▼
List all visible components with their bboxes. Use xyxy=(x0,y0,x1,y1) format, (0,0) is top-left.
▲
▼
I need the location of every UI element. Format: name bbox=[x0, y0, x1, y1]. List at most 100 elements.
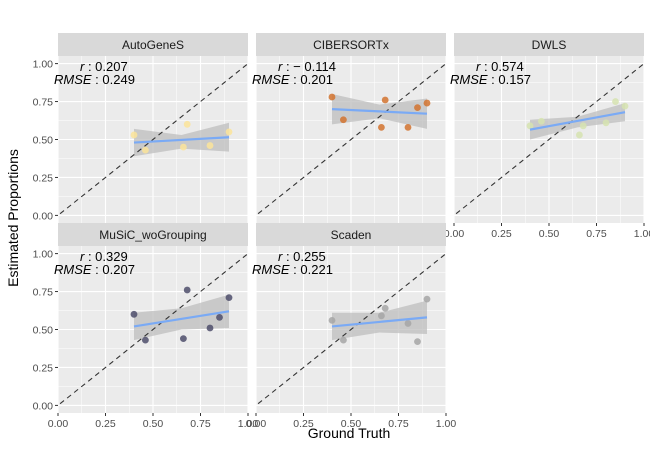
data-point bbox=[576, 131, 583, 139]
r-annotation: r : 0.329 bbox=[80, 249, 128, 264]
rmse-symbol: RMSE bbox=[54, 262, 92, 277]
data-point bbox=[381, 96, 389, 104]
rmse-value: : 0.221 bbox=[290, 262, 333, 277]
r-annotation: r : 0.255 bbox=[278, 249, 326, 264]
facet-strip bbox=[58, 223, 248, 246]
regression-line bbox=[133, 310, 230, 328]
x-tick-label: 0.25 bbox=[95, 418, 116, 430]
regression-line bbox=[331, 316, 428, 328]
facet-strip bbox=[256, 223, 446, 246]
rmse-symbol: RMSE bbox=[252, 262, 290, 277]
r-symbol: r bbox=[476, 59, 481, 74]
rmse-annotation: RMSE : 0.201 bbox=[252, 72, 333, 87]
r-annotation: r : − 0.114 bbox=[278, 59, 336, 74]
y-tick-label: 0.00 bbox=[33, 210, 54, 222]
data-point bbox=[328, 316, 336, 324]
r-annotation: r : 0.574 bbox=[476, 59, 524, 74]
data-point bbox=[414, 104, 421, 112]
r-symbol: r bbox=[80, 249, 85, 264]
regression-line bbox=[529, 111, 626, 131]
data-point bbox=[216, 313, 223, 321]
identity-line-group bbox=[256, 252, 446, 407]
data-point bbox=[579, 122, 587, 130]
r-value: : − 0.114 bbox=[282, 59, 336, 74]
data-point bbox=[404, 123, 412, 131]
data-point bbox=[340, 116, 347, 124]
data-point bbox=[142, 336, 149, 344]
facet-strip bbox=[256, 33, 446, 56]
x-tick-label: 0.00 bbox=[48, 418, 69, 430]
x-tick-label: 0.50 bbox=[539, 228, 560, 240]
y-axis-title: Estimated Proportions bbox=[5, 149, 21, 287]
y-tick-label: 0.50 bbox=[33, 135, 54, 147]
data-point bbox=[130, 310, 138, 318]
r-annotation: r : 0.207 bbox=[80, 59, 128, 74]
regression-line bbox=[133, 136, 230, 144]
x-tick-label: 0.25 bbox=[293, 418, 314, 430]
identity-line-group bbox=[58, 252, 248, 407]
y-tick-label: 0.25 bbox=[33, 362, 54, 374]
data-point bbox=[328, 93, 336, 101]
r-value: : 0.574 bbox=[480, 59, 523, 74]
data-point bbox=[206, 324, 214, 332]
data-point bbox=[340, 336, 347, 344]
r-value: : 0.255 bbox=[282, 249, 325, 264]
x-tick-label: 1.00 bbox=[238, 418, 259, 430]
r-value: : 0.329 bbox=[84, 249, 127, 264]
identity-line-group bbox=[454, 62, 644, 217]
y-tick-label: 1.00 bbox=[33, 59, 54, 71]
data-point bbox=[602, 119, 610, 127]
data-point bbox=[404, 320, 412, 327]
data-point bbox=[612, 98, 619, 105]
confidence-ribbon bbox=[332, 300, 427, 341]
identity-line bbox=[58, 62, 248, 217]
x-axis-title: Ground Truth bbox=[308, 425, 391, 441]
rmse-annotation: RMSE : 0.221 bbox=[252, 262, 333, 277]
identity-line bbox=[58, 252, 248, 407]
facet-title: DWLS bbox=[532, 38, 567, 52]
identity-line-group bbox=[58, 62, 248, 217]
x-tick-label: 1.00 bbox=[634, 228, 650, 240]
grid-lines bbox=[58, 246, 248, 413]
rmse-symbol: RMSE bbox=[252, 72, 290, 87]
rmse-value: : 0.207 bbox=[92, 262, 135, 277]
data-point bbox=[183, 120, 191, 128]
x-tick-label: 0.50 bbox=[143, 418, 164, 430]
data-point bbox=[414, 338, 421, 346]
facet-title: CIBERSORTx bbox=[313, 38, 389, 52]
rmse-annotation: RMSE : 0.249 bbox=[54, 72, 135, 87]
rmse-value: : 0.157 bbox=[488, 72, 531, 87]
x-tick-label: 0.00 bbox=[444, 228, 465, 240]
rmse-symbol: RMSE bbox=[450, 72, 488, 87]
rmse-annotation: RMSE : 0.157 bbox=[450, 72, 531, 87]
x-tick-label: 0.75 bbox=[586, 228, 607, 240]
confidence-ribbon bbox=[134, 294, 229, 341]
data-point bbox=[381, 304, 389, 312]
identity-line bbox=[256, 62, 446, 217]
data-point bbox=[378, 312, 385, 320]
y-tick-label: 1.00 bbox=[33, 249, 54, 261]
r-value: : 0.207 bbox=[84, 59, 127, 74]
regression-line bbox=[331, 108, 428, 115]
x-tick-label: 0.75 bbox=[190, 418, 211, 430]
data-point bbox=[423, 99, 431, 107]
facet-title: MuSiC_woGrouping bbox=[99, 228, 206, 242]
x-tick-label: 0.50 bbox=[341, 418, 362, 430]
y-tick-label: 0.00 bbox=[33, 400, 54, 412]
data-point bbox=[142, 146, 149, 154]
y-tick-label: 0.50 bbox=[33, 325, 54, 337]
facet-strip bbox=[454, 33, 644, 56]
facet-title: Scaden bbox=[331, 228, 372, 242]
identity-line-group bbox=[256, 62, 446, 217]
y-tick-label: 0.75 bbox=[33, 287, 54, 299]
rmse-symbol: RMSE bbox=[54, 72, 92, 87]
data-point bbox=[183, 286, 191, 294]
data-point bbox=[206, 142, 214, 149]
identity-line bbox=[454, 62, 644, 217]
▲
> Required task: Return the material between the line holding "I need the location" and the line holding "data-point bbox=[142, 336, 149, 344]", inclusive, copied verbatim but without the pictures.

> The completed task:
I need the location of every UI element. Format: name bbox=[x0, y0, x1, y1]. List at most 100 elements.
data-point bbox=[576, 131, 583, 139]
r-annotation: r : 0.329 bbox=[80, 249, 128, 264]
rmse-symbol: RMSE bbox=[54, 262, 92, 277]
data-point bbox=[381, 96, 389, 104]
rmse-value: : 0.221 bbox=[290, 262, 333, 277]
r-annotation: r : 0.255 bbox=[278, 249, 326, 264]
facet-strip bbox=[58, 223, 248, 246]
regression-line bbox=[133, 310, 230, 328]
x-tick-label: 0.25 bbox=[95, 418, 116, 430]
regression-line bbox=[331, 316, 428, 328]
facet-strip bbox=[256, 223, 446, 246]
rmse-symbol: RMSE bbox=[252, 262, 290, 277]
r-symbol: r bbox=[476, 59, 481, 74]
rmse-annotation: RMSE : 0.201 bbox=[252, 72, 333, 87]
r-annotation: r : − 0.114 bbox=[278, 59, 336, 74]
y-tick-label: 0.00 bbox=[33, 210, 54, 222]
data-point bbox=[328, 316, 336, 324]
r-annotation: r : 0.574 bbox=[476, 59, 524, 74]
data-point bbox=[414, 104, 421, 112]
r-symbol: r bbox=[80, 249, 85, 264]
regression-line bbox=[529, 111, 626, 131]
data-point bbox=[216, 313, 223, 321]
identity-line-group bbox=[256, 252, 446, 407]
data-point bbox=[579, 122, 587, 130]
r-value: : − 0.114 bbox=[282, 59, 336, 74]
data-point bbox=[404, 123, 412, 131]
data-point bbox=[340, 116, 347, 124]
data-point bbox=[142, 336, 149, 344]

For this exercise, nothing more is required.